> [AIM OF THE EXERCISE]
Verbatim output of all the material below is required.

===== RAW RECORDS

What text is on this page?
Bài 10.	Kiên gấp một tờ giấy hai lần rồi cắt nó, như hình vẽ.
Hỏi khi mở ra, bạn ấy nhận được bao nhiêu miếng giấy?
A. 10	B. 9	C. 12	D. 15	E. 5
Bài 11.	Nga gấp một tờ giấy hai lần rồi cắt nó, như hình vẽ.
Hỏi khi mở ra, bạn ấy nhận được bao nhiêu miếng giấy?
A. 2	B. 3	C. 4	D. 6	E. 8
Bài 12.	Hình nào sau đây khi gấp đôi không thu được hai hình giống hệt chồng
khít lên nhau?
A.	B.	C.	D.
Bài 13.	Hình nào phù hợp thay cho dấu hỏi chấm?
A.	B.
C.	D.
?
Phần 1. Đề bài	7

==========

> [OUTPUT OF THE EXERCISE]
What text is on this page?
Bài 10.	Kiên gấp một tờ giấy hai lần rồi cắt nó, như hình vẽ.
Hỏi khi mở ra, bạn ấy nhận được bao nhiêu miếng giấy?
A. 10	B. 9	C. 12	D. 15	E. 5
Bài 11.	Nga gấp một tờ giấy hai lần rồi cắt nó, như hình vẽ.
Hỏi khi mở ra, bạn ấy nhận được bao nhiêu miếng giấy?
A. 2	B. 3	C. 4	D. 6	E. 8
Bài 12.	Hình nào sau đây khi gấp đôi không thu được hai hình giống hệt chồng
khít lên nhau?
A.	B.	C.	D.
Bài 13.	Hình nào phù hợp thay cho dấu hỏi chấm?
A.	B.
C.	D.
?
Phần 1. Đề bài	7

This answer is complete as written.